- What to produce -
Extend the blog post on recession versus depression, picking up right after its final sentence; the listing that follows is not part of it.

- Text excerpt -
— begin —
Mike Folkerth - King of Simple

Western Colorado’s own Humorist / Economist

Recession or Depression?

Good Morning Middle America, you King of Simple News is on the air.

I have a 52 page booklet which remains on my desk top and one that I have read many times from cover to cover. The title is “The Chief Cause Of This And Other Depressions.” The author is Leonard P. Ayres, Vice President of the Cleveland Trust Company.

Mr. Ayres wrote the booklet at the request of Josiah W. Bailey, Senator, North Carolina.

The read is nothing less than astounding, the perspective nothing less than amazing. I won’t bore you with the base content, as only deranged people like me enjoy the nuts and bolts of economics. I will however give you Mr. Ayres synopsis which states that certain guidelines should be adhered to. That is adhered to should the U.S. to choose to avoid another state of depression.

Operating in a stable and predicable environment is the key to our economic woes. As Mr. Ayres so well stated, “That kind of fundamental stability is the product of the drab and un-dramatic exercise of national integrity and self-restraint.” In other words, we have already failed the first principal.
— end —
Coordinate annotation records
— begin —
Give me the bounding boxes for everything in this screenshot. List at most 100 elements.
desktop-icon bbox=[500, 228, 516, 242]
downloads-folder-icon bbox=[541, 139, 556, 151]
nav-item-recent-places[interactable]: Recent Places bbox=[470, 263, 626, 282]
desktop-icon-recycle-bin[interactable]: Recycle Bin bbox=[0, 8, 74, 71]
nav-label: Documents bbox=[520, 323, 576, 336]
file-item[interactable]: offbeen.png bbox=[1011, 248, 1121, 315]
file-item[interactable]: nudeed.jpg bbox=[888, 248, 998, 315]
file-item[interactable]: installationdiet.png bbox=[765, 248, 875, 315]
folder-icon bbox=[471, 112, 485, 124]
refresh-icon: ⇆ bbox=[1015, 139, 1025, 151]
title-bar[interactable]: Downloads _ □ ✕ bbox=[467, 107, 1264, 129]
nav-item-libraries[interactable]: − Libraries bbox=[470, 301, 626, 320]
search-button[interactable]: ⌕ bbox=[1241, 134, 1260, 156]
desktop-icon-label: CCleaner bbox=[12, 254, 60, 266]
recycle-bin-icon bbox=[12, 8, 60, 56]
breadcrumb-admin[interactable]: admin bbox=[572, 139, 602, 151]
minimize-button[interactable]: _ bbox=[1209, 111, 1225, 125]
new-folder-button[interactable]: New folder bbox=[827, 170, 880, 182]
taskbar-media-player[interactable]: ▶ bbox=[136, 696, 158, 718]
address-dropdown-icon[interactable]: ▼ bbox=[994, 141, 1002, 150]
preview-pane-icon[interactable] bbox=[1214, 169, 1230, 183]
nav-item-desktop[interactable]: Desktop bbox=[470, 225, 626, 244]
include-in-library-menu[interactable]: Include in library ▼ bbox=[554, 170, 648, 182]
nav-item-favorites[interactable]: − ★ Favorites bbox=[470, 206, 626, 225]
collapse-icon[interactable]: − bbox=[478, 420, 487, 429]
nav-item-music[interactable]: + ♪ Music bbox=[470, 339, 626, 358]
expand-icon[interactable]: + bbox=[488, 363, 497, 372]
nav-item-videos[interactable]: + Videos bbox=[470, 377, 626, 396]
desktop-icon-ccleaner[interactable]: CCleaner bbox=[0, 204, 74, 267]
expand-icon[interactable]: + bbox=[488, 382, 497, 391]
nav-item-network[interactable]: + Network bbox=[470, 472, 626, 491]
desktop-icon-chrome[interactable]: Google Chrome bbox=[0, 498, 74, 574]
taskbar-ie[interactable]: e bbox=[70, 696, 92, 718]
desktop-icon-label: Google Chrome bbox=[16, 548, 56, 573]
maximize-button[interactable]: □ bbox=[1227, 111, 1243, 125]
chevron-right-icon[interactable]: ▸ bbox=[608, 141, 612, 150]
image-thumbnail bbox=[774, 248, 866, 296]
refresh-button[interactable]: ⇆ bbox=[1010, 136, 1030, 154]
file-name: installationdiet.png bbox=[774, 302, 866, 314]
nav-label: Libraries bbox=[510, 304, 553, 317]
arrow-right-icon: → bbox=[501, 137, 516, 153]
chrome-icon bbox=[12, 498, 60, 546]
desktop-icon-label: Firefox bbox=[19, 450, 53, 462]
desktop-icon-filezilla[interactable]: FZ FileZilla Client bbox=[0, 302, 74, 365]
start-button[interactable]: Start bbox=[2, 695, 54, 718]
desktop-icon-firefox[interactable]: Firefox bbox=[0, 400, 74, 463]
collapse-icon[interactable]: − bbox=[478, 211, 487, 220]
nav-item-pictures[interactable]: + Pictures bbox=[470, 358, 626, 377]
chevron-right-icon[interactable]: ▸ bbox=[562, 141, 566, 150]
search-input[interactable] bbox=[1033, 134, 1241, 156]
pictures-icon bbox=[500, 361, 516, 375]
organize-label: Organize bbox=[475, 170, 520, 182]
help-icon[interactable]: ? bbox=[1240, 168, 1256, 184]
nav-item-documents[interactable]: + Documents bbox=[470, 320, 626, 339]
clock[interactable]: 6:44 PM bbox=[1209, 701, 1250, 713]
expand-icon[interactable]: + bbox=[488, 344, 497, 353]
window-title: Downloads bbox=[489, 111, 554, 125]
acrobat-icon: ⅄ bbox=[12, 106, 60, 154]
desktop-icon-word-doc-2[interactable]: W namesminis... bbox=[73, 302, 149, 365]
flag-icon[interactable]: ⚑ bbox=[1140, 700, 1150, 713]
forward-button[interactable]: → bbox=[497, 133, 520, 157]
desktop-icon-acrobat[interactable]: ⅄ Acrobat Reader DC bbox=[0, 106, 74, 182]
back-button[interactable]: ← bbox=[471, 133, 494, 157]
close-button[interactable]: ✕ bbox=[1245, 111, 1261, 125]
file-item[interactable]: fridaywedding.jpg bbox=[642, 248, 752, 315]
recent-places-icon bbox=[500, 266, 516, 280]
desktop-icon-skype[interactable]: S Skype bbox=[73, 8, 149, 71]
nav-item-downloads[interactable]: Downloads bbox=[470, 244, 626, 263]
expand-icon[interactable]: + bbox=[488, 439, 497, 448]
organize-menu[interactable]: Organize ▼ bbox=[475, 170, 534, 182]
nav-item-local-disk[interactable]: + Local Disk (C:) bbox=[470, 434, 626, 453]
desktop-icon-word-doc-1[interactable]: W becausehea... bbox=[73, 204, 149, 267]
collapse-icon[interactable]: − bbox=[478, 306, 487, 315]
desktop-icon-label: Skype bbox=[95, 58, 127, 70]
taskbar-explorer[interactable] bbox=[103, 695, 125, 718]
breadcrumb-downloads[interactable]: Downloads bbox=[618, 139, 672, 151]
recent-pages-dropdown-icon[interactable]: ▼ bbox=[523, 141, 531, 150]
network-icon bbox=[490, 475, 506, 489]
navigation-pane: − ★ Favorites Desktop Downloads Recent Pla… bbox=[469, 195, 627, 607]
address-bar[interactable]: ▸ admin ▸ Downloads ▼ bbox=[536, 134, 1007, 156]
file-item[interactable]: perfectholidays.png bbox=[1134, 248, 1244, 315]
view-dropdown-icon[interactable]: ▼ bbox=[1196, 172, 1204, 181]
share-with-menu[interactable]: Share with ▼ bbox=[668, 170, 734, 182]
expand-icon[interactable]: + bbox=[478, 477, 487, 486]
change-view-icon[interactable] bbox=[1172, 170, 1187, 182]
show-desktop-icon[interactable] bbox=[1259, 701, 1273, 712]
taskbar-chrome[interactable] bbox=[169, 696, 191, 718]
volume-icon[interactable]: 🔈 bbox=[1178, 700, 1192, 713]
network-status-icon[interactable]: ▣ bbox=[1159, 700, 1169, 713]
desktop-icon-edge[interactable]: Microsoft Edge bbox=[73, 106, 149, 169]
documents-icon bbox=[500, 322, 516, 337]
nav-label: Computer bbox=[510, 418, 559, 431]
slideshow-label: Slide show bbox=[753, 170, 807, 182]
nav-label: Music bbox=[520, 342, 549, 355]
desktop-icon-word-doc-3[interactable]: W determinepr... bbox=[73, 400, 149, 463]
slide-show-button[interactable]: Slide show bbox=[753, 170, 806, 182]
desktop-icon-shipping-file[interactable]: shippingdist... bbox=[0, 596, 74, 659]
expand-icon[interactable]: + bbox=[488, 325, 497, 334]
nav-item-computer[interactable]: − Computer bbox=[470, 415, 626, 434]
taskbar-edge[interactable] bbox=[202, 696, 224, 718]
— end —
- Exercise result -
Following are the points that Mr. Ayers suggests would keep our economy on an even keel. He begins,It involves persistent adherence to at least seven national policies.”

1. Peace, and the enduring prospect of peace.

2. A sound money in which both our citizens and those of other countries have full confidence.

3. Balanced national budgets.

4. A sound banking system, independent of political influence.

5. The limitation of bank credit to loans fully justified by the demonstrated earning power of the assets on which the loans are based.

6. The restriction of speculation financed by credit.

7. Such negative regulation of business operations as experience may have proved necessary to prevent abuses, dishonest competition, and exploitation, but with a minimum of positive regulation designed to control wage and price competition, or to favor special group interest.

Let’s grade our federal politicians on adherence to these policies. It seems that they have scored an F-, getting none right and creating the exact opposites.

What do you think of Mr. Ayres advice? Seems like he knows what he is talking about to me. It also seems that we wouldn’t be in this terrible predicament if we had followed his guidelines.

Oh, did I tell you that Mr. Ayres wrote his book in 1935? Six years into the longest and most severe depression that this county has ever known.

So then is recession coming? Or is the “D” word rearing its ugly head? I’m going to assume that if you are one of the hundreds of thousands who have lost their jobs and homes in 2007 and 2008, that depression is already a fact of life.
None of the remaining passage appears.